## Short task:
Where a line contains the word "缙云县溪滨南路", copy that line.

## Supplied records:
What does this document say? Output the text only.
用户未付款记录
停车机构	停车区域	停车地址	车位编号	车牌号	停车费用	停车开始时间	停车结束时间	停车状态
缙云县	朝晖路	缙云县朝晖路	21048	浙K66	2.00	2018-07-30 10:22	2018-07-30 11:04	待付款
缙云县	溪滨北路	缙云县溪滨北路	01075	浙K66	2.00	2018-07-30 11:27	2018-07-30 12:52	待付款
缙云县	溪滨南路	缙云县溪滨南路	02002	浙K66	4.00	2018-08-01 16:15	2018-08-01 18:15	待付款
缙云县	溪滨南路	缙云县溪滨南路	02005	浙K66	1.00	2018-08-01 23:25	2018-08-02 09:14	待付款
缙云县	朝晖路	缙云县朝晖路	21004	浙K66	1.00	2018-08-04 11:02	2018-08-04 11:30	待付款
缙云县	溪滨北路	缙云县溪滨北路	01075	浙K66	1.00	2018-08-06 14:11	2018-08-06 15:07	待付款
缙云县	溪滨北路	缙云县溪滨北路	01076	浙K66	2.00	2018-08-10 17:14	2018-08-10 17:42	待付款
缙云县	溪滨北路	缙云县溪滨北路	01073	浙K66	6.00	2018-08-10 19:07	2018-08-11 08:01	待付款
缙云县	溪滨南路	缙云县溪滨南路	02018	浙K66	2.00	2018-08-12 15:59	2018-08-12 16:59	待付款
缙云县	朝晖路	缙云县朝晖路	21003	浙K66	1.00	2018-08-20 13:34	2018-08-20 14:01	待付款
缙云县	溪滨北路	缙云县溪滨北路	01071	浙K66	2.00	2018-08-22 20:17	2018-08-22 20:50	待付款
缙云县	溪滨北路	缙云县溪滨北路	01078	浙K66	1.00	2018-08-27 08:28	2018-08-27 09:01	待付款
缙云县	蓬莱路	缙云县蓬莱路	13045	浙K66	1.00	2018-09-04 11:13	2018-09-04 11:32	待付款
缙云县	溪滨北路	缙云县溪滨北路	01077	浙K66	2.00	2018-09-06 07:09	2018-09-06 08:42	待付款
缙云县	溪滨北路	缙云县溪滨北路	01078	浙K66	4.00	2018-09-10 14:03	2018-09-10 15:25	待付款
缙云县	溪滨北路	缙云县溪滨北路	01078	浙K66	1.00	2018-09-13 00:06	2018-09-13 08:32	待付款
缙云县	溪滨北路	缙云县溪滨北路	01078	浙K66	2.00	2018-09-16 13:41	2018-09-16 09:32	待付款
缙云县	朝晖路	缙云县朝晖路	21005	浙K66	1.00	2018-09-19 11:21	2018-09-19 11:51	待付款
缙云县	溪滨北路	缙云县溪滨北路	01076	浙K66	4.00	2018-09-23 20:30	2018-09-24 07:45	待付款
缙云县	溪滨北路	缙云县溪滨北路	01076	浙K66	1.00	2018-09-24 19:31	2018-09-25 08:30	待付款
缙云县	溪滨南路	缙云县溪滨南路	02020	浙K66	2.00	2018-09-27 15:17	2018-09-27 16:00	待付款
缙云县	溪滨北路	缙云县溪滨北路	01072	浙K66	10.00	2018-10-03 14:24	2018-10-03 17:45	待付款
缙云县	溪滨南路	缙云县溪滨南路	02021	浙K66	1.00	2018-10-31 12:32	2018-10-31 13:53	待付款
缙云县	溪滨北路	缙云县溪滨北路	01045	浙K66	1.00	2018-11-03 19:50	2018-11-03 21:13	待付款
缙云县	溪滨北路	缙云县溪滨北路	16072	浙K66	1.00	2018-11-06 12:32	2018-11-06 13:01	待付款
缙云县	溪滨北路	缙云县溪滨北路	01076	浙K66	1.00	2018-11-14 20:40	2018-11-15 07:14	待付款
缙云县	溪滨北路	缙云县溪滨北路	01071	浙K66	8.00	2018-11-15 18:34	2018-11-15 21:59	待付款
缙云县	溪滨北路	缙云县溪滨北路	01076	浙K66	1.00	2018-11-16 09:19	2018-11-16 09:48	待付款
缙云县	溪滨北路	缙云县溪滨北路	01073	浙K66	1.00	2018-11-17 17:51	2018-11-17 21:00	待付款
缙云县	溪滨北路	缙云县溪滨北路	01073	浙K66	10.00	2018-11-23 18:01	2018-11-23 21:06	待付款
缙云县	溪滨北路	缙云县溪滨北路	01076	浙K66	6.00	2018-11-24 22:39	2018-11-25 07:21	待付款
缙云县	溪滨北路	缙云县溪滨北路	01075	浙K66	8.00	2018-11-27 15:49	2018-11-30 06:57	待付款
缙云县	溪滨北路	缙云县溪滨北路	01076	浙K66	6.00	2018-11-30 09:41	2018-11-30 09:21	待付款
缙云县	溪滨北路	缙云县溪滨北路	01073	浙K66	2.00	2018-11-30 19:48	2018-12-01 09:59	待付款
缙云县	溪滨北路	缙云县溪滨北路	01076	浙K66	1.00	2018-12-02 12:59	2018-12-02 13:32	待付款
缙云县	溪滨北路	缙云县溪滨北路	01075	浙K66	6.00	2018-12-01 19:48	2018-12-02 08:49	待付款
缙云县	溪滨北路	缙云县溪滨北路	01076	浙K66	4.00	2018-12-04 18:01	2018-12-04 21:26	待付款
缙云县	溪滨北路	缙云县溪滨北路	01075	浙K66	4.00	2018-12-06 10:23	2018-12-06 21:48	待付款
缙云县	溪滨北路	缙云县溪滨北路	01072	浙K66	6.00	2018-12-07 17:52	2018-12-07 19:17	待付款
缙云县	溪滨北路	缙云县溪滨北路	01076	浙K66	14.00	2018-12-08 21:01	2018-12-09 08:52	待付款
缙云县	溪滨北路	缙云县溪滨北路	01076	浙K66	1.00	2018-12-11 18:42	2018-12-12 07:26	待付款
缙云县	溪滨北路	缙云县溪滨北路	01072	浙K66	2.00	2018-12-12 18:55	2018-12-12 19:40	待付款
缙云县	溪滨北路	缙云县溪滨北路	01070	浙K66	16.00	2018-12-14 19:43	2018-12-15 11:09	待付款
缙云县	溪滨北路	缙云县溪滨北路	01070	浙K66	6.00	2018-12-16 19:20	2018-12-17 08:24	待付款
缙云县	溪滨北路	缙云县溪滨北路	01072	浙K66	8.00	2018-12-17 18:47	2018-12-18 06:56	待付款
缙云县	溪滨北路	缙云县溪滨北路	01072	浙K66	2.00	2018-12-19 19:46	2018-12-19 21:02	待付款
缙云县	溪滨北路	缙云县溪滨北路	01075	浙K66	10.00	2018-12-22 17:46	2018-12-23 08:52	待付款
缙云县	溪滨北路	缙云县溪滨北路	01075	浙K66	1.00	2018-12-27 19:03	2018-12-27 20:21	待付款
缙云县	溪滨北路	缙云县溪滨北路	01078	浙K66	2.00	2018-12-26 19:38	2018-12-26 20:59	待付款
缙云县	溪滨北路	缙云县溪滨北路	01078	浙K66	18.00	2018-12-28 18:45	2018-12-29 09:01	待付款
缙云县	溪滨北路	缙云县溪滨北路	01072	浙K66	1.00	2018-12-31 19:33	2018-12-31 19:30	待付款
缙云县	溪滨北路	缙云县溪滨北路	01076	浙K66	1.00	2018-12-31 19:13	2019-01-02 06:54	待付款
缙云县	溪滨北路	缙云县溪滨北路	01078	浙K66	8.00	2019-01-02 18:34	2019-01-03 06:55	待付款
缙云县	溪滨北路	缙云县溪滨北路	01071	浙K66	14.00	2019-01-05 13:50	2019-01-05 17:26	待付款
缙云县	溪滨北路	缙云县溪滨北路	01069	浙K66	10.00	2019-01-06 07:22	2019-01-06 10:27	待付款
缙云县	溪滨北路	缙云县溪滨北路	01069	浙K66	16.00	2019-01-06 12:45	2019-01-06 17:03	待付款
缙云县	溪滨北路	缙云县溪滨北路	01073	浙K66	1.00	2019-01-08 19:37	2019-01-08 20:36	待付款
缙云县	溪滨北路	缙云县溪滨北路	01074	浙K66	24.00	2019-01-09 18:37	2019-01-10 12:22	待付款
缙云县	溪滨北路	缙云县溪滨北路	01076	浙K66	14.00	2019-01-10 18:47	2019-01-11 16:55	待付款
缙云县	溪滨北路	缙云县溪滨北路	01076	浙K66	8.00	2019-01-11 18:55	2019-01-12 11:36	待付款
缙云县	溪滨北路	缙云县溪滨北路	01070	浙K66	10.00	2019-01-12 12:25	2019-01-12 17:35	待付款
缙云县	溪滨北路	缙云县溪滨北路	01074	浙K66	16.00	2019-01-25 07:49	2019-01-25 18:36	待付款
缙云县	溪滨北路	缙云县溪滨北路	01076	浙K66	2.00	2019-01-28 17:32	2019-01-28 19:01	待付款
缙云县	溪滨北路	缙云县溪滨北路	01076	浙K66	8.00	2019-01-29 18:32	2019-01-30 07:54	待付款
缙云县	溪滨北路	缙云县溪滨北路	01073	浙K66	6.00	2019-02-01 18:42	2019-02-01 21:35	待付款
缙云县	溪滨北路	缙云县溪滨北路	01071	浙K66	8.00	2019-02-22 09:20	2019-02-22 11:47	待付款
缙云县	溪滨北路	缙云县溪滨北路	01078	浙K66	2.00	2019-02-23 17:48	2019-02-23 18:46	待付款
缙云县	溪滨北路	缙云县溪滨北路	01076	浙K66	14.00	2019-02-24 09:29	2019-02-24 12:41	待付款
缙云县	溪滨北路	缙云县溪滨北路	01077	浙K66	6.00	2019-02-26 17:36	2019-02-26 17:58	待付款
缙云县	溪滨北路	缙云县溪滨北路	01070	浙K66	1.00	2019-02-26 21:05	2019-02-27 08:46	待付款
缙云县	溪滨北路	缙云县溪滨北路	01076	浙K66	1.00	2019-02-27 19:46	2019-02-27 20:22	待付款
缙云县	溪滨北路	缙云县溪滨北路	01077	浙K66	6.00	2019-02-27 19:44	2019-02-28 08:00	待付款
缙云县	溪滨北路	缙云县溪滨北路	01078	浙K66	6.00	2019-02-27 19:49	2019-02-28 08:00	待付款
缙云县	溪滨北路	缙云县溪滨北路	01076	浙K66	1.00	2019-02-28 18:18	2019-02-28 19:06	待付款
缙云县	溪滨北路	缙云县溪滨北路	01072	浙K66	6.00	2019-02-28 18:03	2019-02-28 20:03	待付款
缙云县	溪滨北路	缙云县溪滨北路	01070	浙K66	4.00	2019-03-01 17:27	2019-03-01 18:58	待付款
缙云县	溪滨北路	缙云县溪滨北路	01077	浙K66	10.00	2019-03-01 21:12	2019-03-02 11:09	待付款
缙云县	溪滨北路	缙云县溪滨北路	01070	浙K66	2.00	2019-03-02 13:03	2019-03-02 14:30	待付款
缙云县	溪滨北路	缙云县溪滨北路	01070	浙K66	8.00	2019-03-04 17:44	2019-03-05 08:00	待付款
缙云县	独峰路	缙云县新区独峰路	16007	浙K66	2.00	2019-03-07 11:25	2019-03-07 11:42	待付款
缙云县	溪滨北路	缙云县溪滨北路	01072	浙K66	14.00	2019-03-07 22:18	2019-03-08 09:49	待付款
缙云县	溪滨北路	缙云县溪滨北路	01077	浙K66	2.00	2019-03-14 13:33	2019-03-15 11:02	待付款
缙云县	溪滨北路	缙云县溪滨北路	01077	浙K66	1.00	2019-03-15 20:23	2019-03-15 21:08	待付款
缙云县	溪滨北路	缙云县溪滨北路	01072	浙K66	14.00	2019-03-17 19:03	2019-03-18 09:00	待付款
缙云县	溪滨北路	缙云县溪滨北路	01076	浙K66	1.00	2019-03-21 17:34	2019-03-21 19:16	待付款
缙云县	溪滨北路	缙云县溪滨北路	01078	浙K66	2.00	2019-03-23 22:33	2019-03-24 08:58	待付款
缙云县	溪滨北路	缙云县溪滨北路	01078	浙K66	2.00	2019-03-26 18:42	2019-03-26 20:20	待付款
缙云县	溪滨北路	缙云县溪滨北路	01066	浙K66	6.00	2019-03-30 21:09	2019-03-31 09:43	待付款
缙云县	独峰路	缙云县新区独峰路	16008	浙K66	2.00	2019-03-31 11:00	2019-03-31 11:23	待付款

## The answer:
缙云县	溪滨南路	缙云县溪滨南路	02002	浙K66	4.00	2018-08-01 16:15	2018-08-01 18:15	待付款
缙云县	溪滨南路	缙云县溪滨南路	02005	浙K66	1.00	2018-08-01 23:25	2018-08-02 09:14	待付款
缙云县	溪滨南路	缙云县溪滨南路	02018	浙K66	2.00	2018-08-12 15:59	2018-08-12 16:59	待付款
缙云县	溪滨南路	缙云县溪滨南路	02020	浙K66	2.00	2018-09-27 15:17	2018-09-27 16:00	待付款
缙云县	溪滨南路	缙云县溪滨南路	02021	浙K66	1.00	2018-10-31 12:32	2018-10-31 13:53	待付款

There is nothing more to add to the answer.